::: Material provided :::

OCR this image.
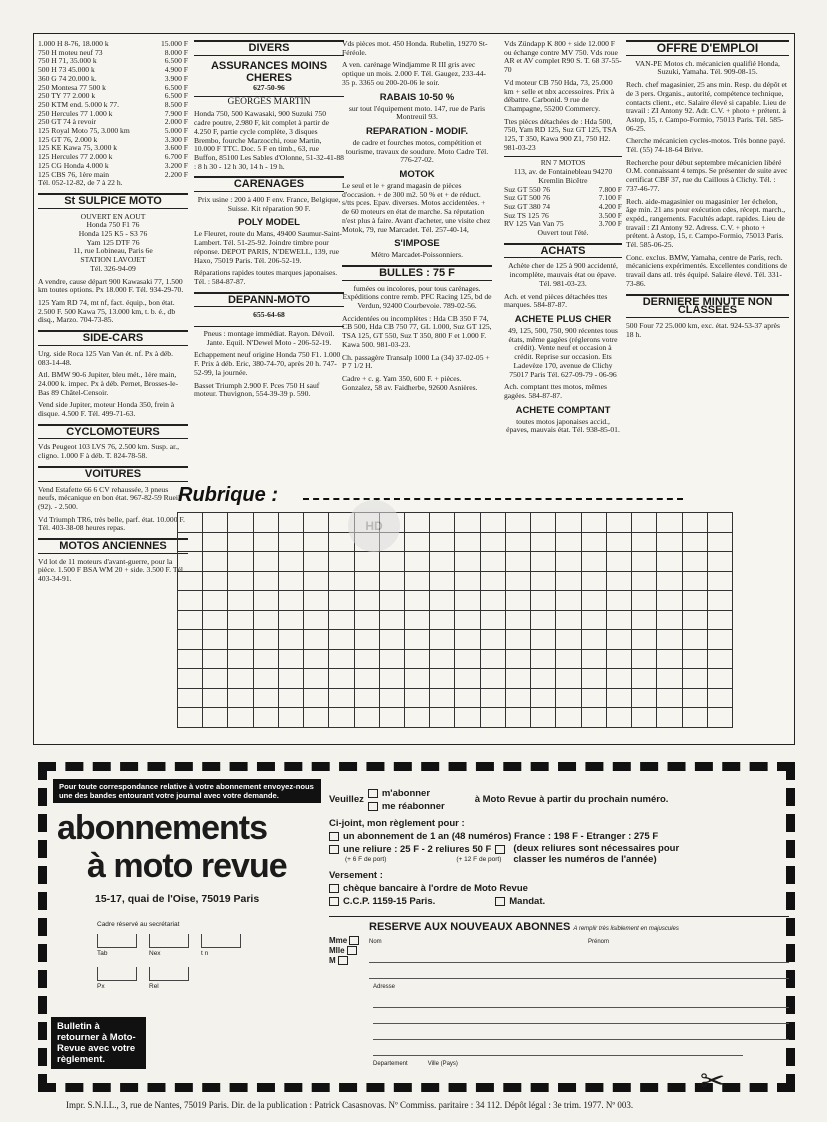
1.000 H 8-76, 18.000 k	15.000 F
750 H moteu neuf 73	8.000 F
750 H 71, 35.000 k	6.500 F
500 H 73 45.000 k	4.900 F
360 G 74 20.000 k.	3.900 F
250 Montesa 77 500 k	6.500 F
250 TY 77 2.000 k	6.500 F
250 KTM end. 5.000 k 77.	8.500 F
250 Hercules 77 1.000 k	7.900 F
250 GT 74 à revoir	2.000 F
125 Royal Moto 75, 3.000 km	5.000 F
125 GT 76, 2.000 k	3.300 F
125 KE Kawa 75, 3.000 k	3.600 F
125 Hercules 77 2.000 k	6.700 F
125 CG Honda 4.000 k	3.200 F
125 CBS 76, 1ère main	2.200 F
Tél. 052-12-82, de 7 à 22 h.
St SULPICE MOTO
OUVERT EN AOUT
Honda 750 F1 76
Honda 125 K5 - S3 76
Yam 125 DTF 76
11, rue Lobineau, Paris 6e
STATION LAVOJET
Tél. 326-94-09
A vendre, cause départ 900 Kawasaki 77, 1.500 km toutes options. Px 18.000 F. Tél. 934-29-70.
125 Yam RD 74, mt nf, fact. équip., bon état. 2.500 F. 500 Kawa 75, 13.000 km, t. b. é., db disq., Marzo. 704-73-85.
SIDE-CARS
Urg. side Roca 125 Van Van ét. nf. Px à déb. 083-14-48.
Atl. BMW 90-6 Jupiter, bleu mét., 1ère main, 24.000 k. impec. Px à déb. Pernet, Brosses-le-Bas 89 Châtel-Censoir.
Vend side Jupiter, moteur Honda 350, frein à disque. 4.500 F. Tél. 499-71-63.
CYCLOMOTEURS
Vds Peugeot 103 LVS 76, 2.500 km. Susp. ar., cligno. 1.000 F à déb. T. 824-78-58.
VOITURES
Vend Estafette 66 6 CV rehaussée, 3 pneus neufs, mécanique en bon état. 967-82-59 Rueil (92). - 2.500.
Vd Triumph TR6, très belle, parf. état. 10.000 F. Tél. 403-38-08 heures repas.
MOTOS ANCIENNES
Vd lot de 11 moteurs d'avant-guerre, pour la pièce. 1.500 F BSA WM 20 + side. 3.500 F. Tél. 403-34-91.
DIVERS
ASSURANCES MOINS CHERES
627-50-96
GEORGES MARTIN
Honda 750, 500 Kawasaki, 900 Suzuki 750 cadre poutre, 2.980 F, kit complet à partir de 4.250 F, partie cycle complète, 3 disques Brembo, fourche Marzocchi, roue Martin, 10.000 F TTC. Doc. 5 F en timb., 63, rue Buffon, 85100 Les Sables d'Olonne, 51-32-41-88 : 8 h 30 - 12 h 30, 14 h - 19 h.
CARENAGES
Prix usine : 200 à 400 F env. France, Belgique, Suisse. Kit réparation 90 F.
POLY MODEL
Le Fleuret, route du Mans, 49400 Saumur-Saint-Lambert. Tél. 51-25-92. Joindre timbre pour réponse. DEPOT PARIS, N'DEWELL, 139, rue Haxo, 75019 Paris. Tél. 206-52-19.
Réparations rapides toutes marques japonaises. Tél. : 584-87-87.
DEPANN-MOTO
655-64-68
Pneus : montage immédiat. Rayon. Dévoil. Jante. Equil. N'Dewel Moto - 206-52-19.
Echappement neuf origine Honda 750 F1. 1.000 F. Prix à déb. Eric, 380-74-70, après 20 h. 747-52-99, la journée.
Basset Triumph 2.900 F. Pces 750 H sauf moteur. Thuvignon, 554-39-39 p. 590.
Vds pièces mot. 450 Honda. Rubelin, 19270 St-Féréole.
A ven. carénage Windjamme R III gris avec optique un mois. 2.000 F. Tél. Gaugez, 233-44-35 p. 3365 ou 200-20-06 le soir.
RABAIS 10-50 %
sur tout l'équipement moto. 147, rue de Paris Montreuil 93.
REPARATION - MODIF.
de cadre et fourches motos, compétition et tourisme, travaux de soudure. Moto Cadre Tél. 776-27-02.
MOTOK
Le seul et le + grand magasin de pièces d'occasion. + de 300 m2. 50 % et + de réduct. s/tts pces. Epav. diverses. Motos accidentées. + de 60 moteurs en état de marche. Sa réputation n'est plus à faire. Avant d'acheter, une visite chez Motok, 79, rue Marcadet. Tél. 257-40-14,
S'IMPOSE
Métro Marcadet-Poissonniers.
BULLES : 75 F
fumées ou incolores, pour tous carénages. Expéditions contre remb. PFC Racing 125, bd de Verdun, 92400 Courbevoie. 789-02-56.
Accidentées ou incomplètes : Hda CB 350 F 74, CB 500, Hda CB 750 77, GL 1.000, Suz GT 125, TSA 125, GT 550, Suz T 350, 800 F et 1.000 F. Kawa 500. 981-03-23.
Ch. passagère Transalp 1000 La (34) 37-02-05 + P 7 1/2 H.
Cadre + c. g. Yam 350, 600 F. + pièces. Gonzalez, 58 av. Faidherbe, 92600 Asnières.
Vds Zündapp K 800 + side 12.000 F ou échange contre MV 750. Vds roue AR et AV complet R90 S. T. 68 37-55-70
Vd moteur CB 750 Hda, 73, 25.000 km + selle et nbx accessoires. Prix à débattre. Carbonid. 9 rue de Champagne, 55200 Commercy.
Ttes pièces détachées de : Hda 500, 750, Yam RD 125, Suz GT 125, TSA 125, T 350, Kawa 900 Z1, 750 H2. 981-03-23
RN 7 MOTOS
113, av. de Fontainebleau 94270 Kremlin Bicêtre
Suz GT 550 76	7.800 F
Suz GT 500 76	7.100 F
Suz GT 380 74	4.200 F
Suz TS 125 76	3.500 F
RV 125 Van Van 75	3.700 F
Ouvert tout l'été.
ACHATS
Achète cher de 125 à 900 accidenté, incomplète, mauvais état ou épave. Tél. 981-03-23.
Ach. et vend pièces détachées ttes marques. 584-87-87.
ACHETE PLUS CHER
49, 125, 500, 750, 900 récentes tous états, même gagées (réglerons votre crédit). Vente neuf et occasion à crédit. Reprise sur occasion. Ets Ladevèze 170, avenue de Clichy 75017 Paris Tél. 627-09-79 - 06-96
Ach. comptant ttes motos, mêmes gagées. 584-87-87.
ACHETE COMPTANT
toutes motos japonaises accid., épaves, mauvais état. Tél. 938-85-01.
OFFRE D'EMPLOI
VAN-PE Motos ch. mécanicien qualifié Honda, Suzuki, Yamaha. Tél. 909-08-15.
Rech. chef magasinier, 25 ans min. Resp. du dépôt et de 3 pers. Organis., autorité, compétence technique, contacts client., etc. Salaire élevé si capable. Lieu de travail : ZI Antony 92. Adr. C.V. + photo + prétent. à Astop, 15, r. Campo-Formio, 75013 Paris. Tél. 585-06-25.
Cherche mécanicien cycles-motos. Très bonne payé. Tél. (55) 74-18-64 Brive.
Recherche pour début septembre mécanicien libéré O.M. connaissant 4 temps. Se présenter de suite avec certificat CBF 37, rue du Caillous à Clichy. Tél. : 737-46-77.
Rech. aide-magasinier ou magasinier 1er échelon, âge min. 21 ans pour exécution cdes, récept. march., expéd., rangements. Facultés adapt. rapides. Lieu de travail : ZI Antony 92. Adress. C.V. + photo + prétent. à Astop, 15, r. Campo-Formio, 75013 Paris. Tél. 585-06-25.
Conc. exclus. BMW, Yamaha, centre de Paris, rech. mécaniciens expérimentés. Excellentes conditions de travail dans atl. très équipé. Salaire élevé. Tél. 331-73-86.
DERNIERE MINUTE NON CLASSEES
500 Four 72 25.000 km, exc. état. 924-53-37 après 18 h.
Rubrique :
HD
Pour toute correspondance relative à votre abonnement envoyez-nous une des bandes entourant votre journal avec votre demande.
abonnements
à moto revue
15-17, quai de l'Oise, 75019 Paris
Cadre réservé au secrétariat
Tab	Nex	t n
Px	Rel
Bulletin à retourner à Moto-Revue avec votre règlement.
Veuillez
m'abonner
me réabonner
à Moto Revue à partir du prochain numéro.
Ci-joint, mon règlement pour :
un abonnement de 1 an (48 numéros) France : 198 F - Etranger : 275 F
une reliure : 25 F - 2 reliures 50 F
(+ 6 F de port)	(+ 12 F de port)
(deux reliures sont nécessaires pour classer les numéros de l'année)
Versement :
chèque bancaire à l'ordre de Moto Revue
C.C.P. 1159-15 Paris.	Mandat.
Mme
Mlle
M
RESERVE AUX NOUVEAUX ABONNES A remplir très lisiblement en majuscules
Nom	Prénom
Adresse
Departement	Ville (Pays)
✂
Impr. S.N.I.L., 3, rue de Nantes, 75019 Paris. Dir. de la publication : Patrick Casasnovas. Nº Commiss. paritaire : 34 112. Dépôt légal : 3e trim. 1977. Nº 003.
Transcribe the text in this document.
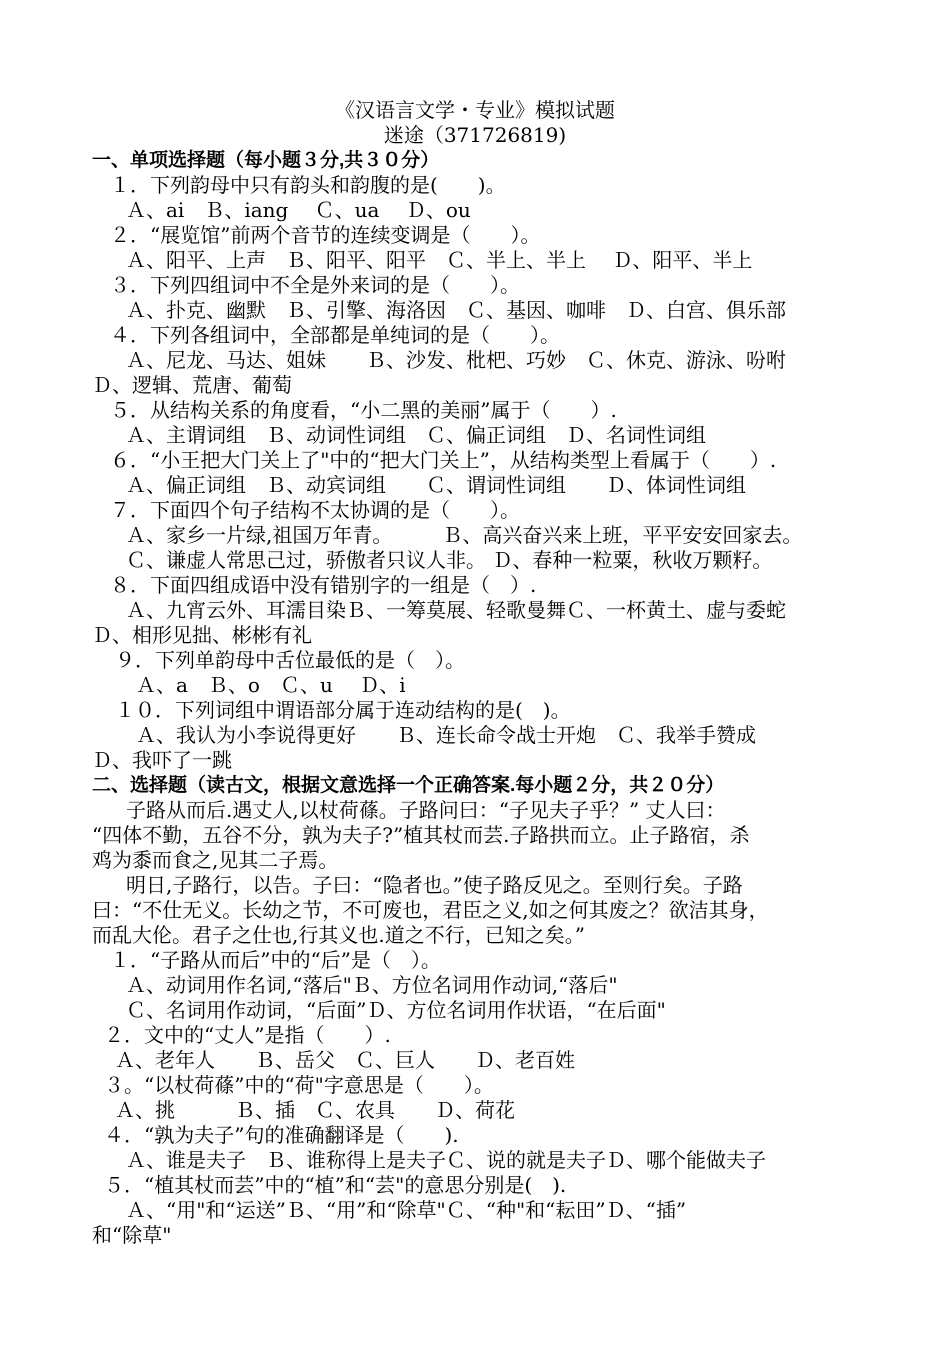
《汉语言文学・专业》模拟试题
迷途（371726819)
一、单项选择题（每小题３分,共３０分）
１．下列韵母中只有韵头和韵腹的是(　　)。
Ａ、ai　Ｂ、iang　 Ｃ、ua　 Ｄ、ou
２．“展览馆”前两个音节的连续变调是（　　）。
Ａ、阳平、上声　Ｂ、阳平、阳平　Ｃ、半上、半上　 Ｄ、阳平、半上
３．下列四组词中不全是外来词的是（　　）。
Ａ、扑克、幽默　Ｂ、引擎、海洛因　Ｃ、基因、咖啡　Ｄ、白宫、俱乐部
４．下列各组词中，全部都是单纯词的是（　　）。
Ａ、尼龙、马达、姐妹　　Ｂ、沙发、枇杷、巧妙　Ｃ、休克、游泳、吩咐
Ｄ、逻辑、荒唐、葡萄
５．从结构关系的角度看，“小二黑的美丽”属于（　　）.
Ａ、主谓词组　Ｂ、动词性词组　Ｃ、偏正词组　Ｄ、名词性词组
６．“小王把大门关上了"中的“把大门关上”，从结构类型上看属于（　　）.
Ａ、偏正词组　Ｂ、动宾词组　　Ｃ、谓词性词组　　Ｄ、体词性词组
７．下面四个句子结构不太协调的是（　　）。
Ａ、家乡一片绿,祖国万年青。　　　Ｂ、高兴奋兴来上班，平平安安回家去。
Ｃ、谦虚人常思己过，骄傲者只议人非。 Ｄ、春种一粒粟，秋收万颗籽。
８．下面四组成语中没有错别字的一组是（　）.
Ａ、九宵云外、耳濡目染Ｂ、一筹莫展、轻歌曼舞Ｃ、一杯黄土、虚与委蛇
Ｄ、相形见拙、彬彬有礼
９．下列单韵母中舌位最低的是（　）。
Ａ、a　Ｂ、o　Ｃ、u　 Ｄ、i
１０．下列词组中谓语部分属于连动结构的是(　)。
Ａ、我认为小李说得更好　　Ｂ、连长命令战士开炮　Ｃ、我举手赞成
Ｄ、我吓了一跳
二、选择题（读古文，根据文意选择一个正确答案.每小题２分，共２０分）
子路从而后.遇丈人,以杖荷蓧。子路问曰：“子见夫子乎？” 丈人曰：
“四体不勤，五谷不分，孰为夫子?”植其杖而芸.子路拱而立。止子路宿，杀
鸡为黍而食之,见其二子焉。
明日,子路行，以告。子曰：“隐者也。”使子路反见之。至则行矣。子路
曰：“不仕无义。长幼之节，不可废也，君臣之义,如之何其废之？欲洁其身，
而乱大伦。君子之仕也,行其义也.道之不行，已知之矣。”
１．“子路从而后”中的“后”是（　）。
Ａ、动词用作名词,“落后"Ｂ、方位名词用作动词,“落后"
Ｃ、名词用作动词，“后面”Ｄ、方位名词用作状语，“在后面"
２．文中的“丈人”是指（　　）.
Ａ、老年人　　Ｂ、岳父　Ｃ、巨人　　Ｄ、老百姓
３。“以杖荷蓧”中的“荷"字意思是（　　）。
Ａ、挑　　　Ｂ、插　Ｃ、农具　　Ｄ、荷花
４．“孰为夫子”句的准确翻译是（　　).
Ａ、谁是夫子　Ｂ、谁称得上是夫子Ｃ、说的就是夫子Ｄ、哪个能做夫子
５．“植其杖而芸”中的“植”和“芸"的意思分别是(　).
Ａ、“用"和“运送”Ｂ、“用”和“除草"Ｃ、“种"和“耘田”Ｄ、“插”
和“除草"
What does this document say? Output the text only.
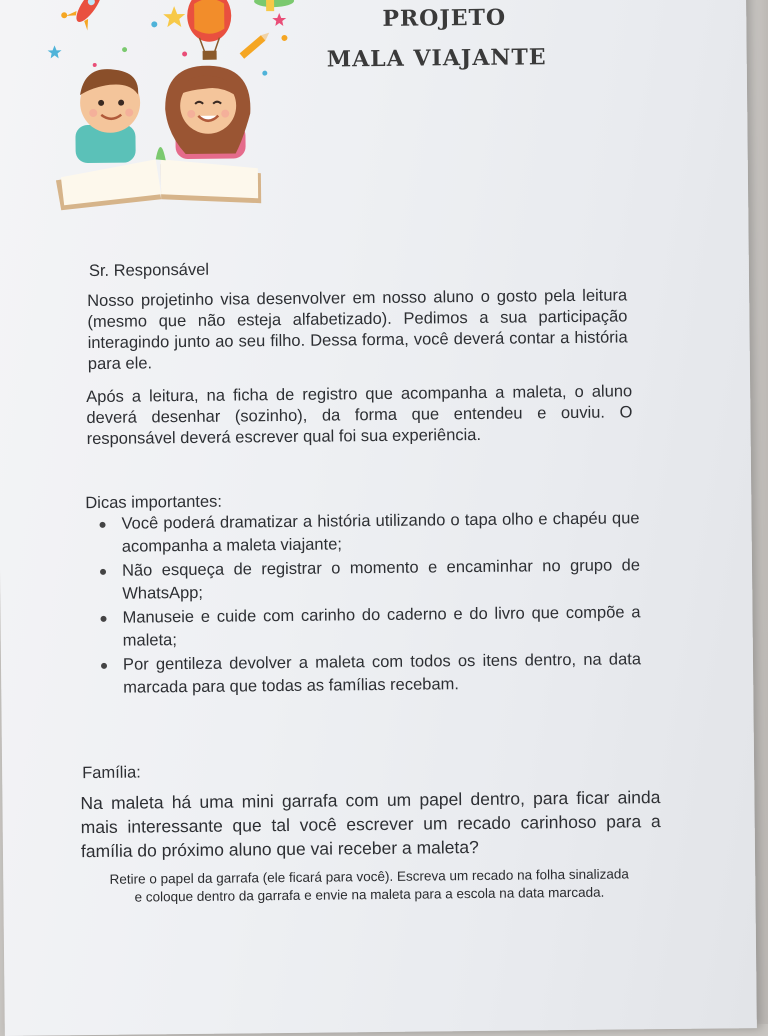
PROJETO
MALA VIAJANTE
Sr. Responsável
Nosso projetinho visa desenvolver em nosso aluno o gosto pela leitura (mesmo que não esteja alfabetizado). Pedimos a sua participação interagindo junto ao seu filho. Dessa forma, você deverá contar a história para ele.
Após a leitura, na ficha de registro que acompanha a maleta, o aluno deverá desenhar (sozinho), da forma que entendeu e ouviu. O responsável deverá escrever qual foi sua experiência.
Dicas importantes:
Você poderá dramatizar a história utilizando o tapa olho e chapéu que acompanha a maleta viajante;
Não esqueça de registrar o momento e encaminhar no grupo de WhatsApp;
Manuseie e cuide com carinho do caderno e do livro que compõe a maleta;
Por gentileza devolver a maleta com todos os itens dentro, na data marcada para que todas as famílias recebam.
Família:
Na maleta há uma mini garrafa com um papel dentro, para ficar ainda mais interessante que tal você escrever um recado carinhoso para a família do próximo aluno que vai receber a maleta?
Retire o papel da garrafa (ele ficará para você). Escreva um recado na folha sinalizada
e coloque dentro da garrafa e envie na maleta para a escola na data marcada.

:::

Your task >> Every line that holds the word "Hercules" should be extracted.

Complete answer >>
250 Hercules 77 1.000 k	7.900 F
125 Hercules 77 2.000 k	6.700 F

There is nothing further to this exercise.